*Set problem*
The lines to extract start at the one containing "Give me a plain-text" and end with the last line; give them exactly and nothing more.

*Data*

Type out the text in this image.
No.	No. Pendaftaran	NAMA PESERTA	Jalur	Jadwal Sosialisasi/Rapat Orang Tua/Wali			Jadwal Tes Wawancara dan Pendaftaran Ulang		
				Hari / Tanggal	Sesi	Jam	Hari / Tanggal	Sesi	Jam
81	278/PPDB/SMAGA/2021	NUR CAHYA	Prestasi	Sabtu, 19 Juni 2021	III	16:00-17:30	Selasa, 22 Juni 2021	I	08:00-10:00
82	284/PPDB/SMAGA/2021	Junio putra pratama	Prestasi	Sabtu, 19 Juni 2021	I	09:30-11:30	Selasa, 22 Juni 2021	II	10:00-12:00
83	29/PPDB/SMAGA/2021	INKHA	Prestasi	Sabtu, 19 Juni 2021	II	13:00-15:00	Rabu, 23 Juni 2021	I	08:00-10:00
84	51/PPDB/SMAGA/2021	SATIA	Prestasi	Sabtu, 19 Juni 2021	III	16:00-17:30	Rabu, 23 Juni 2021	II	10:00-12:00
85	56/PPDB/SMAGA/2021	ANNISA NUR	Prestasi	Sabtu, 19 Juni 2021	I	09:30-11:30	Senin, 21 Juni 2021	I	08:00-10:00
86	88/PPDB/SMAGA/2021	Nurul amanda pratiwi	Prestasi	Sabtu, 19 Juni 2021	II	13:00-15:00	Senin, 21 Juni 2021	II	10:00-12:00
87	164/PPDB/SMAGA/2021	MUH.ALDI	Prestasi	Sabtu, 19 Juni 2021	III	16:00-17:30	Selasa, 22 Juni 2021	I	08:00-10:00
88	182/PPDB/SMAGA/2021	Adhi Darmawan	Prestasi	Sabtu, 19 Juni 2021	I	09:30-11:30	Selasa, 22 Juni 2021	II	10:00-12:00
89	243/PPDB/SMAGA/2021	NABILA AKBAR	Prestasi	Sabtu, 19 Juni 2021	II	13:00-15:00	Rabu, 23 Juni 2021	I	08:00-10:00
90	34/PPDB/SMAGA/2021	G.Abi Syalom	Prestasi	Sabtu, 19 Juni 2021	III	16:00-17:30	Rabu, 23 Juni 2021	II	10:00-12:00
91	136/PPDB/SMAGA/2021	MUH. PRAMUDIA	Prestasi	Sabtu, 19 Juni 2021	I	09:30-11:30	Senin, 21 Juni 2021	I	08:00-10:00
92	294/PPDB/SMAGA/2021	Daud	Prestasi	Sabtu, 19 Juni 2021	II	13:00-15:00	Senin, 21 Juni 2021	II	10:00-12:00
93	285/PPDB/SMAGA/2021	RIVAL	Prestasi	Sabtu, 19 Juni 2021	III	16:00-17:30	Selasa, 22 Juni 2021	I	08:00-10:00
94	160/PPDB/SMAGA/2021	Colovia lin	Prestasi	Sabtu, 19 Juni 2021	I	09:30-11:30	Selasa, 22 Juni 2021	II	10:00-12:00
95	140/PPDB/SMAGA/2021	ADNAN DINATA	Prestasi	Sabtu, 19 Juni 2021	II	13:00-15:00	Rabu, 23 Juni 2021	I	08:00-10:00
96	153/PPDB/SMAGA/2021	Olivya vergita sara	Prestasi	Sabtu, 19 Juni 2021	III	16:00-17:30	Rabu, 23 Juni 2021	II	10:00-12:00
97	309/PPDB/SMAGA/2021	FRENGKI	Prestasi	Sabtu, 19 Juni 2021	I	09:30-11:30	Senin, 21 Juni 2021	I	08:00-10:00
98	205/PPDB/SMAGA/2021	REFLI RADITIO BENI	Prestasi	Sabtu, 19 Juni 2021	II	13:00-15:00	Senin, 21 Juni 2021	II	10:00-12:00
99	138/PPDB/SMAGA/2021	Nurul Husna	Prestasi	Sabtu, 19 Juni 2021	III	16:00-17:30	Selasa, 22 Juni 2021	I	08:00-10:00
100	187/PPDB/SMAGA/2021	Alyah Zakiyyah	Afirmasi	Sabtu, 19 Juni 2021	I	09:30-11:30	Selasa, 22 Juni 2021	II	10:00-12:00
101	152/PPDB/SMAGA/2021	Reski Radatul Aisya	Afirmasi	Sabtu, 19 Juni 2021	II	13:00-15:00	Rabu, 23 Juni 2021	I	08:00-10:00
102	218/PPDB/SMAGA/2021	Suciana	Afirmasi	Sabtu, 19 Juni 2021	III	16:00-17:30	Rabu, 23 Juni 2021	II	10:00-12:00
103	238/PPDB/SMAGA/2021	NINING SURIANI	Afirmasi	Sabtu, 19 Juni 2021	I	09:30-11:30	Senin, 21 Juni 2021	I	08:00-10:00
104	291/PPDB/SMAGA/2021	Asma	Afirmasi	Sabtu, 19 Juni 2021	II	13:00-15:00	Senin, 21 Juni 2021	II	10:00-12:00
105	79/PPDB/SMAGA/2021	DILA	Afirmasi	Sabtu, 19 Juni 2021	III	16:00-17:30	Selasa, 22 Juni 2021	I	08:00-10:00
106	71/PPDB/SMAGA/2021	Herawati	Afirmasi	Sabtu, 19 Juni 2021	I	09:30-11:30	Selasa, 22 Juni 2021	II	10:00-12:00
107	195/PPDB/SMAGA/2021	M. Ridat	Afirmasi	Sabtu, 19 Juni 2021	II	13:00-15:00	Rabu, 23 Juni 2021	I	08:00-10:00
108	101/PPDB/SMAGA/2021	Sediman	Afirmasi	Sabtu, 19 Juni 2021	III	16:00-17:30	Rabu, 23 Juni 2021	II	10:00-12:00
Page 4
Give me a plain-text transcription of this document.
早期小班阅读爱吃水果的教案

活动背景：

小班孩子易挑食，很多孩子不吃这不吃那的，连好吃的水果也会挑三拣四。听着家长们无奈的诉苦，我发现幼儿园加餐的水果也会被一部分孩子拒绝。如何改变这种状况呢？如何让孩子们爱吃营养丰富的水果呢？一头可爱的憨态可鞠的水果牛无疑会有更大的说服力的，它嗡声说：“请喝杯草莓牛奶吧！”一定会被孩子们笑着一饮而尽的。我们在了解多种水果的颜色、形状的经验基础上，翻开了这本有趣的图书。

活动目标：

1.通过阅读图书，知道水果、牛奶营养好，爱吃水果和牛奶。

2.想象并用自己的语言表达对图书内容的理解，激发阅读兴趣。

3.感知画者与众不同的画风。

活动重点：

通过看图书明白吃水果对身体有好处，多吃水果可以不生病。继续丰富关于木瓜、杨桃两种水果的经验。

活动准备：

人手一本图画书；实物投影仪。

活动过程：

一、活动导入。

*Task result*
Give me a plain-text transcription of this document.
早期小班阅读爱吃水果的教案

活动背景：

小班孩子易挑食，很多孩子不吃这不吃那的，连好吃的水果也会挑三拣四。听着家长们无奈的诉苦，我发现幼儿园加餐的水果也会被一部分孩子拒绝。如何改变这种状况呢？如何让孩子们爱吃营养丰富的水果呢？一头可爱的憨态可鞠的水果牛无疑会有更大的说服力的，它嗡声说：“请喝杯草莓牛奶吧！”一定会被孩子们笑着一饮而尽的。我们在了解多种水果的颜色、形状的经验基础上，翻开了这本有趣的图书。

活动目标：

1.通过阅读图书，知道水果、牛奶营养好，爱吃水果和牛奶。

2.想象并用自己的语言表达对图书内容的理解，激发阅读兴趣。

3.感知画者与众不同的画风。

活动重点：

通过看图书明白吃水果对身体有好处，多吃水果可以不生病。继续丰富关于木瓜、杨桃两种水果的经验。

活动准备：

人手一本图画书；实物投影仪。

活动过程：

一、活动导入。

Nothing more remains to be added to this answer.